**Recorded data**
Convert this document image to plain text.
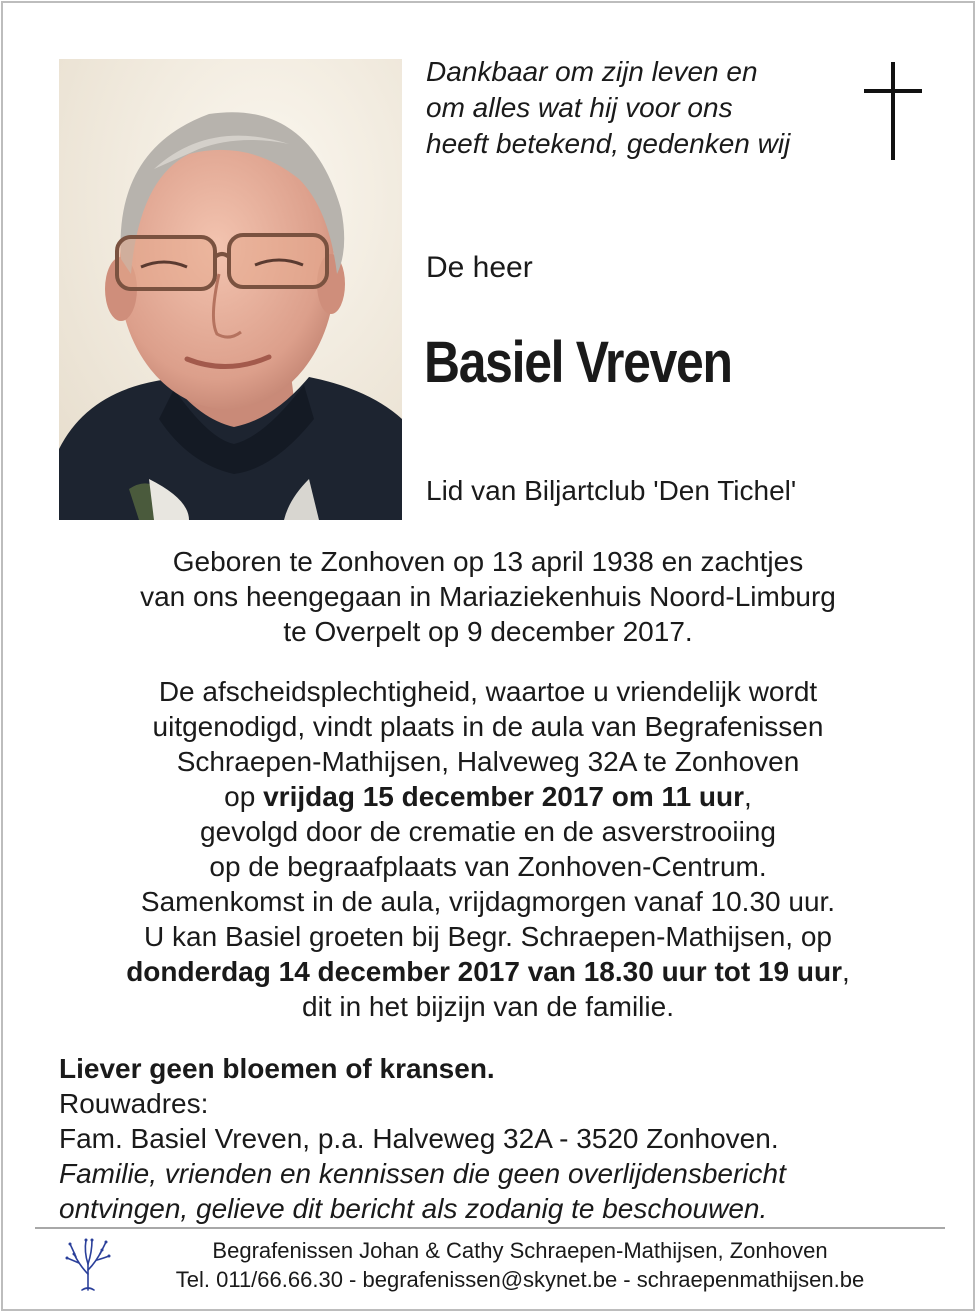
Dankbaar om zijn leven en
om alles wat hij voor ons
heeft betekend, gedenken wij
De heer
Basiel Vreven
Lid van Biljartclub 'Den Tichel'
Geboren te Zonhoven op 13 april 1938 en zachtjes
van ons heengegaan in Mariaziekenhuis Noord-Limburg
te Overpelt op 9 december 2017.
De afscheidsplechtigheid, waartoe u vriendelijk wordt
uitgenodigd, vindt plaats in de aula van Begrafenissen
Schraepen-Mathijsen, Halveweg 32A te Zonhoven
op vrijdag 15 december 2017 om 11 uur,
gevolgd door de crematie en de asverstrooiing
op de begraafplaats van Zonhoven-Centrum.
Samenkomst in de aula, vrijdagmorgen vanaf 10.30 uur.
U kan Basiel groeten bij Begr. Schraepen-Mathijsen, op
donderdag 14 december 2017 van 18.30 uur tot 19 uur,
dit in het bijzijn van de familie.
Liever geen bloemen of kransen.
Rouwadres:
Fam. Basiel Vreven, p.a. Halveweg 32A - 3520 Zonhoven.
Familie, vrienden en kennissen die geen overlijdensbericht
ontvingen, gelieve dit bericht als zodanig te beschouwen.
Begrafenissen Johan & Cathy Schraepen-Mathijsen, Zonhoven
Tel. 011/66.66.30 - begrafenissen@skynet.be - schraepenmathijsen.be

**TASK STATEMENT**
Extract the full listing exactly, with the pictures left out.

**THE SOLUTION**
Convert this document image to plain text.
Dankbaar om zijn leven en
om alles wat hij voor ons
heeft betekend, gedenken wij
De heer
Basiel Vreven
Lid van Biljartclub 'Den Tichel'
Geboren te Zonhoven op 13 april 1938 en zachtjes
van ons heengegaan in Mariaziekenhuis Noord-Limburg
te Overpelt op 9 december 2017.
De afscheidsplechtigheid, waartoe u vriendelijk wordt
uitgenodigd, vindt plaats in de aula van Begrafenissen
Schraepen-Mathijsen, Halveweg 32A te Zonhoven
op vrijdag 15 december 2017 om 11 uur,
gevolgd door de crematie en de asverstrooiing
op de begraafplaats van Zonhoven-Centrum.
Samenkomst in de aula, vrijdagmorgen vanaf 10.30 uur.
U kan Basiel groeten bij Begr. Schraepen-Mathijsen, op
donderdag 14 december 2017 van 18.30 uur tot 19 uur,
dit in het bijzijn van de familie.
Liever geen bloemen of kransen.
Rouwadres:
Fam. Basiel Vreven, p.a. Halveweg 32A - 3520 Zonhoven.
Familie, vrienden en kennissen die geen overlijdensbericht
ontvingen, gelieve dit bericht als zodanig te beschouwen.
Begrafenissen Johan & Cathy Schraepen-Mathijsen, Zonhoven
Tel. 011/66.66.30 - begrafenissen@skynet.be - schraepenmathijsen.be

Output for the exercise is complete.